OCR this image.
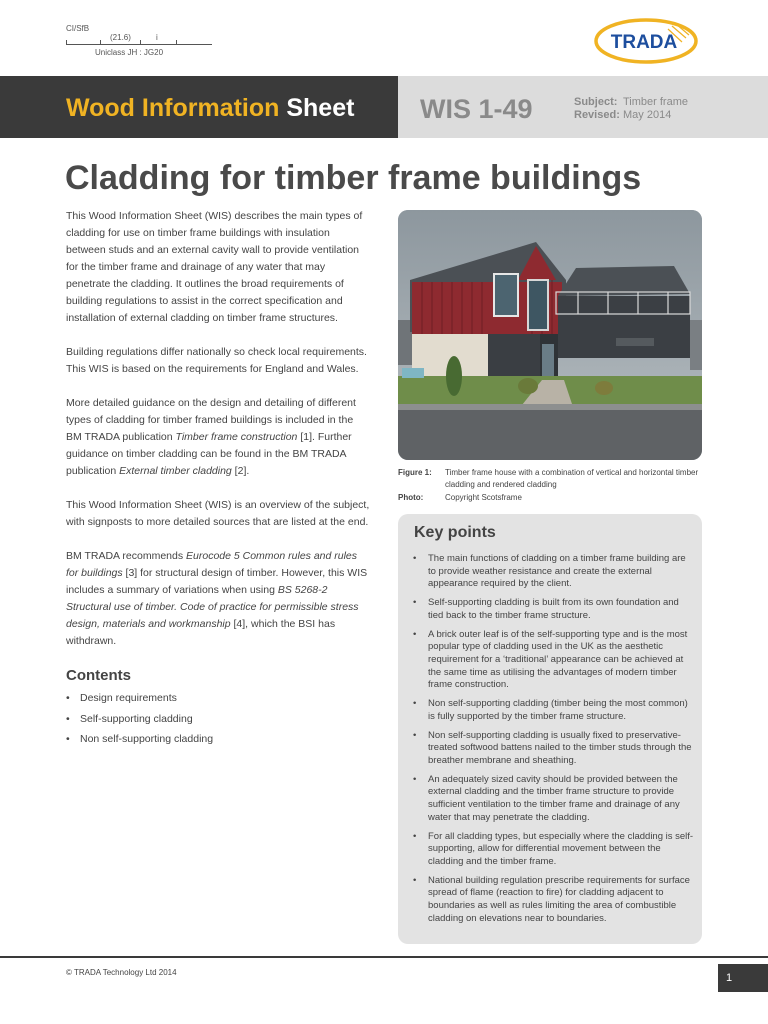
CI/SfB
(21.6)	i
Uniclass JH : JG20	TRADA
Wood Information Sheet WIS 1-49	Subject: Timber frame
Revised: May 2014
Cladding for timber frame buildings

This Wood Information Sheet (WIS) describes the main types of cladding for use on timber frame buildings with insulation between studs and an external cavity wall to provide ventilation for the timber frame and drainage of any water that may penetrate the cladding. It outlines the broad requirements of building regulations to assist in the correct specification and installation of external cladding on timber frame structures.

Building regulations differ nationally so check local requirements. This WIS is based on the requirements for England and Wales.

More detailed guidance on the design and detailing of different types of cladding for timber framed buildings is included in the BM TRADA publication Timber frame construction [1]. Further guidance on timber cladding can be found in the BM TRADA publication External timber cladding [2].

This Wood Information Sheet (WIS) is an overview of the subject, with signposts to more detailed sources that are listed at the end.

BM TRADA recommends Eurocode 5 Common rules and rules for buildings [3] for structural design of timber. However, this WIS includes a summary of variations when using BS 5268-2 Structural use of timber. Code of practice for permissible stress design, materials and workmanship [4], which the BSI has withdrawn.

Contents
• Design requirements
• Self-supporting cladding
• Non self-supporting cladding
Figure 1: Timber frame house with a combination of vertical and horizontal timber cladding and rendered cladding
Photo:	Copyright Scotsframe
Key points
• The main functions of cladding on a timber frame building are to provide weather resistance and create the external appearance required by the client.
• Self-supporting cladding is built from its own foundation and tied back to the timber frame structure.
• A brick outer leaf is of the self-supporting type and is the most popular type of cladding used in the UK as the aesthetic requirement for a ‘traditional’ appearance can be achieved at the same time as utilising the advantages of modern timber frame construction.
• Non self-supporting cladding (timber being the most common) is fully supported by the timber frame structure.
• Non self-supporting cladding is usually fixed to preservative-treated softwood battens nailed to the timber studs through the breather membrane and sheathing.
• An adequately sized cavity should be provided between the external cladding and the timber frame structure to provide sufficient ventilation to the timber frame and drainage of any water that may penetrate the cladding.
• For all cladding types, but especially where the cladding is self-supporting, allow for differential movement between the cladding and the timber frame.
• National building regulation prescribe requirements for surface spread of flame (reaction to fire) for cladding adjacent to boundaries as well as rules limiting the area of combustible cladding on elevations near to boundaries.
© TRADA Technology Ltd 2014	1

Problem: Give every line of the material that includes the string "penetrate".

Solution to the exercise:
This Wood Information Sheet (WIS) describes the main types of cladding for use on timber frame buildings with insulation between studs and an external cavity wall to provide ventilation for the timber frame and drainage of any water that may penetrate the cladding. It outlines the broad requirements of building regulations to assist in the correct specification and installation of external cladding on timber frame structures.
• An adequately sized cavity should be provided between the external cladding and the timber frame structure to provide sufficient ventilation to the timber frame and drainage of any water that may penetrate the cladding.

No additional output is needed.